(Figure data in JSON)

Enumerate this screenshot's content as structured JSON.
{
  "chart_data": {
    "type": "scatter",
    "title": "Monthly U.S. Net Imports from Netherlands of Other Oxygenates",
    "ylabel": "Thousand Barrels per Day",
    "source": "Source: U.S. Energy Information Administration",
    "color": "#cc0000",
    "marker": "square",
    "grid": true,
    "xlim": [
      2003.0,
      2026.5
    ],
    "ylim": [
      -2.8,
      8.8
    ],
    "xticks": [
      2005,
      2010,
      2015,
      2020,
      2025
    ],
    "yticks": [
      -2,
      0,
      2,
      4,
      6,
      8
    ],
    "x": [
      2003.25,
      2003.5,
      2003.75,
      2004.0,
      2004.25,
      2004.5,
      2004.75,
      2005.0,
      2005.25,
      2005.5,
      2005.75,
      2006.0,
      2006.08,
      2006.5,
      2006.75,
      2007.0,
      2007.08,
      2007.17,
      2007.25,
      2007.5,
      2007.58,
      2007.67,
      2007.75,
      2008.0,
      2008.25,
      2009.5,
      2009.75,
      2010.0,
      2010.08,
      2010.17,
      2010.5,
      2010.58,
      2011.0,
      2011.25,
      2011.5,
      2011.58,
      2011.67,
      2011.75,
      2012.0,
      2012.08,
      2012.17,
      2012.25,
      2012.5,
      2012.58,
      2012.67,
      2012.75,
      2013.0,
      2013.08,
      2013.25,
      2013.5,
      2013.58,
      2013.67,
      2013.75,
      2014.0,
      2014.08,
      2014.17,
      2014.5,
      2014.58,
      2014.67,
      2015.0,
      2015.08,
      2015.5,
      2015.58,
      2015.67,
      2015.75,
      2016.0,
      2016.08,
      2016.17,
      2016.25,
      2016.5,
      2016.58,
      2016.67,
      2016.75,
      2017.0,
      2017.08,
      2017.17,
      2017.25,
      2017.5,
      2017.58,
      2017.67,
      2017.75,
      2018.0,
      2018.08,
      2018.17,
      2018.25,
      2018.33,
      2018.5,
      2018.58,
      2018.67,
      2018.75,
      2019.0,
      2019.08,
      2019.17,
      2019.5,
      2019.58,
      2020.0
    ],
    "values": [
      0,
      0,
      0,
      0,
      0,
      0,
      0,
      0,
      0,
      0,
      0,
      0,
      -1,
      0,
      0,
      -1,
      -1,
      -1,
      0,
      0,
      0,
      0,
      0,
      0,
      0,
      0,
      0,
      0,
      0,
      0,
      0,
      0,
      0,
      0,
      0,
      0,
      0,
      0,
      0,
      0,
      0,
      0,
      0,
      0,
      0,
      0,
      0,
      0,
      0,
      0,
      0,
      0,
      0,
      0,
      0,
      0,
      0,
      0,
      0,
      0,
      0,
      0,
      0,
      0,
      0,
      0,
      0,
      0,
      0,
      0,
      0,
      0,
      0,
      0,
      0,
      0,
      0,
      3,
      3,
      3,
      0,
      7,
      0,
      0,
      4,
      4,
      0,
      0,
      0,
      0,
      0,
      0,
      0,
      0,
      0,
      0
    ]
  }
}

→ **GOAL OF THE EXERCISE**
Produce an exact copy of all the records.

→ **CORRECT RESPONSE**
Enumerate this screenshot's content as structured JSON.
{
  "chart_data": {
    "type": "scatter",
    "title": "Monthly U.S. Net Imports from Netherlands of Other Oxygenates",
    "ylabel": "Thousand Barrels per Day",
    "source": "Source: U.S. Energy Information Administration",
    "color": "#cc0000",
    "marker": "square",
    "grid": true,
    "xlim": [
      2003.0,
      2026.5
    ],
    "ylim": [
      -2.8,
      8.8
    ],
    "xticks": [
      2005,
      2010,
      2015,
      2020,
      2025
    ],
    "yticks": [
      -2,
      0,
      2,
      4,
      6,
      8
    ],
    "x": [
      2003.25,
      2003.5,
      2003.75,
      2004.0,
      2004.25,
      2004.5,
      2004.75,
      2005.0,
      2005.25,
      2005.5,
      2005.75,
      2006.0,
      2006.08,
      2006.5,
      2006.75,
      2007.0,
      2007.08,
      2007.17,
      2007.25,
      2007.5,
      2007.58,
      2007.67,
      2007.75,
      2008.0,
      2008.25,
      2009.5,
      2009.75,
      2010.0,
      2010.08,
      2010.17,
      2010.5,
      2010.58,
      2011.0,
      2011.25,
      2011.5,
      2011.58,
      2011.67,
      2011.75,
      2012.0,
      2012.08,
      2012.17,
      2012.25,
      2012.5,
      2012.58,
      2012.67,
      2012.75,
      2013.0,
      2013.08,
      2013.25,
      2013.5,
      2013.58,
      2013.67,
      2013.75,
      2014.0,
      2014.08,
      2014.17,
      2014.5,
      2014.58,
      2014.67,
      2015.0,
      2015.08,
      2015.5,
      2015.58,
      2015.67,
      2015.75,
      2016.0,
      2016.08,
      2016.17,
      2016.25,
      2016.5,
      2016.58,
      2016.67,
      2016.75,
      2017.0,
      2017.08,
      2017.17,
      2017.25,
      2017.5,
      2017.58,
      2017.67,
      2017.75,
      2018.0,
      2018.08,
      2018.17,
      2018.25,
      2018.33,
      2018.5,
      2018.58,
      2018.67,
      2018.75,
      2019.0,
      2019.08,
      2019.17,
      2019.5,
      2019.58,
      2020.0
    ],
    "values": [
      0,
      0,
      0,
      0,
      0,
      0,
      0,
      0,
      0,
      0,
      0,
      0,
      -1,
      0,
      0,
      -1,
      -1,
      -1,
      0,
      0,
      0,
      0,
      0,
      0,
      0,
      0,
      0,
      0,
      0,
      0,
      0,
      0,
      0,
      0,
      0,
      0,
      0,
      0,
      0,
      0,
      0,
      0,
      0,
      0,
      0,
      0,
      0,
      0,
      0,
      0,
      0,
      0,
      0,
      0,
      0,
      0,
      0,
      0,
      0,
      0,
      0,
      0,
      0,
      0,
      0,
      0,
      0,
      0,
      0,
      0,
      0,
      0,
      0,
      0,
      0,
      0,
      0,
      3,
      3,
      3,
      0,
      7,
      0,
      0,
      4,
      4,
      0,
      0,
      0,
      0,
      0,
      0,
      0,
      0,
      0,
      0
    ]
  }
}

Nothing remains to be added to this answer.